• Selection
With the NBA Draft just four days away, decision week is here for the Celtics front office to finalize the best plan of attack to improve the team’s contender status for both the short and long-term. While a wide array of options will undoubtedly be explored on draft night including consolidating draft picks by moving up or trading pick(s) for future selections, Danny Ainge confirmed last week that he was on the hunt for help before the draft.
“We’re still trying to make some deals before the draft to improve our team,” Ainge said. “We have our list of players we’ll try to pursue in free agency. But as you know, we don’t know who everyone’s going to draft. We don’t know who else is interested in the free agents we might have. We don’t know exactly, depending on what deals we’re able to do and not do, the amount of money we can offer free agents. So there’s a lot of unknown factors. Draft day, the 19th and the 20th are gonna be crazy. We’ll be resting up and ready for that battle.”
We started looking at some potential Eastern Conference trade targets for the Celtics earlier this month and now we turn our attention to the Western Conference. For this purpose, we are going to assume that Boston top players (Tatum, Brown, Walker, Smart) aren’t available in most trade talks on draft night (Smart is probably the only exception). Additionally, Gordon Hayward is not eligible to be moved at the draft unless he opts into his $34.1 million player option beforehand, something he is not required to do (option deadline day will be after the draft). For this exercise, we are going to assume that Hayward waits to make that choice (unless otherwise specified).
Putting those restrictions in place leaves the Celtics with a very limited salary pool to work from while pursuing potential veteran trades since no one else on the roster next season will make more than $5 million. The Celtics will only be able to take back 125 percent of salary they send out in any deal so adding a high-priced players will be challenging without moving a part of their core.
2020-21 Celtics salaries (Non-core)
Enes Kanter ($5 million – player option)
Daniel Theis ($5 million – non-guaranteed)
Romeo Langford ($3.6 million)
Vincent Poirier ($2.6 million)
Grant Williams ($2.5 million)
Robert Williams ($2.0 million)

• Given task 1
In the Celtics article, copy the passage starting at "Putting those restrictions" and ending at "of their core.", replacing "salary pool" with "payroll".

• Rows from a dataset
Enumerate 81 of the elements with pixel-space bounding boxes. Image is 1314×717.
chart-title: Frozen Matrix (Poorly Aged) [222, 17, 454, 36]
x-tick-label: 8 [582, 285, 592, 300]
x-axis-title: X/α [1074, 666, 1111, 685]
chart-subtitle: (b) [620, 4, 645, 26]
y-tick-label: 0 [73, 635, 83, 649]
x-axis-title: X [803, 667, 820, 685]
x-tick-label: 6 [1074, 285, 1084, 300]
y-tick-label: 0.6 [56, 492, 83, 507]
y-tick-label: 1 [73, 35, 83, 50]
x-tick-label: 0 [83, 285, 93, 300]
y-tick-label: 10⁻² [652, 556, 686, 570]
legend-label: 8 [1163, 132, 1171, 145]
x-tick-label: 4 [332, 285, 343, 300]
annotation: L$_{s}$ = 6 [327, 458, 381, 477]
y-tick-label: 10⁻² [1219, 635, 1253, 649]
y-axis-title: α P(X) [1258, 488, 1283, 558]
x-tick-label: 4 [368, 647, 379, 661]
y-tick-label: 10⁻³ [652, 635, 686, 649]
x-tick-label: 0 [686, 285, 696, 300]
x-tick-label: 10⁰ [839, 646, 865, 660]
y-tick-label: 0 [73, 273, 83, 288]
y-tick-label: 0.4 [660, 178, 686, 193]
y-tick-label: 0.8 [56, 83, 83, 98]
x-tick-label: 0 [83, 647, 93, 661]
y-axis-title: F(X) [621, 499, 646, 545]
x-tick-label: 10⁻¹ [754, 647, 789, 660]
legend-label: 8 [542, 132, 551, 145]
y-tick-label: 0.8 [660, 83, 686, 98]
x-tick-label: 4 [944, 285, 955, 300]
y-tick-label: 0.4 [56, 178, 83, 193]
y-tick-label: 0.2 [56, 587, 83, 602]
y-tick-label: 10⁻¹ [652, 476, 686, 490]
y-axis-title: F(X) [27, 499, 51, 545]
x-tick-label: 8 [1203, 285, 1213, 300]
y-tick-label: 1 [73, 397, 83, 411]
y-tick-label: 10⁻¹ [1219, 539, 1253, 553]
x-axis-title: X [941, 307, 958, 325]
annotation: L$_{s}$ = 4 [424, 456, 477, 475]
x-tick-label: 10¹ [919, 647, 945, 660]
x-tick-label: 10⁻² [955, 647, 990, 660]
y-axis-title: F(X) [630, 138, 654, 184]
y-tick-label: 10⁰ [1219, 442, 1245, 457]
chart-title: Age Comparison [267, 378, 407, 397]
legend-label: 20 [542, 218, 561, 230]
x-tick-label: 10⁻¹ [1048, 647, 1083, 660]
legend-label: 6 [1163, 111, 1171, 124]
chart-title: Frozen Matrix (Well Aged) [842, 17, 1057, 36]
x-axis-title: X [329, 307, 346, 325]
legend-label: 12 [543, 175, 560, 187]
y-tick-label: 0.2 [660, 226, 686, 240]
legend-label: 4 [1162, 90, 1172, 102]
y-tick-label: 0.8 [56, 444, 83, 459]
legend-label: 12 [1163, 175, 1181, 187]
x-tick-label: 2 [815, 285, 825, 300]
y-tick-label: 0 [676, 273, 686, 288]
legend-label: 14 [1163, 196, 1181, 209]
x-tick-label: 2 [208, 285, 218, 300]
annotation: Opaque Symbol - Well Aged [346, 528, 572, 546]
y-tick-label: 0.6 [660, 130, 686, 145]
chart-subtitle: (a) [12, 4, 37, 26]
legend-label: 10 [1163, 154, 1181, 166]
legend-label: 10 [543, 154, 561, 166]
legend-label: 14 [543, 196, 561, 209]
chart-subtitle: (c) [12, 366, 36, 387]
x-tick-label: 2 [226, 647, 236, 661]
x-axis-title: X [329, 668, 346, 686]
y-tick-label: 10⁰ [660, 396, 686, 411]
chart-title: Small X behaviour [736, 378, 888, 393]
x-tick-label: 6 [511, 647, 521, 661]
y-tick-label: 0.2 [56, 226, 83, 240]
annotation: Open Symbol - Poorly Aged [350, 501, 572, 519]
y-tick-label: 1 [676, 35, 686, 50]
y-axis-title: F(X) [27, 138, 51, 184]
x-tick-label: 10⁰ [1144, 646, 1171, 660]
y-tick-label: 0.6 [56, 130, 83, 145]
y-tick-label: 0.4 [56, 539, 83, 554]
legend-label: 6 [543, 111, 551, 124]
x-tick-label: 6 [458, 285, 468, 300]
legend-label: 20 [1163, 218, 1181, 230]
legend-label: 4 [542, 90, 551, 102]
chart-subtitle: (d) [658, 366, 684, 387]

• Given task 2
Please write out the rows starting at the very first row and ending at the line that contains "x-axis-title: X [803, 667, 820, 685]", with both of those lines included.

• Expected output 1
Putting those restrictions in place leaves the Celtics with a very limited payroll to work from while pursuing potential veteran trades since no one else on the roster next season will make more than $5 million. The Celtics will only be able to take back 125 percent of salary they send out in any deal so adding a high-priced players will be challenging without moving a part of their core.

• Expected output 2
Enumerate 81 of the elements with pixel-space bounding boxes. Image is 1314×717.
chart-title: Frozen Matrix (Poorly Aged) [222, 17, 454, 36]
x-tick-label: 8 [582, 285, 592, 300]
x-axis-title: X/α [1074, 666, 1111, 685]
chart-subtitle: (b) [620, 4, 645, 26]
y-tick-label: 0 [73, 635, 83, 649]
x-axis-title: X [803, 667, 820, 685]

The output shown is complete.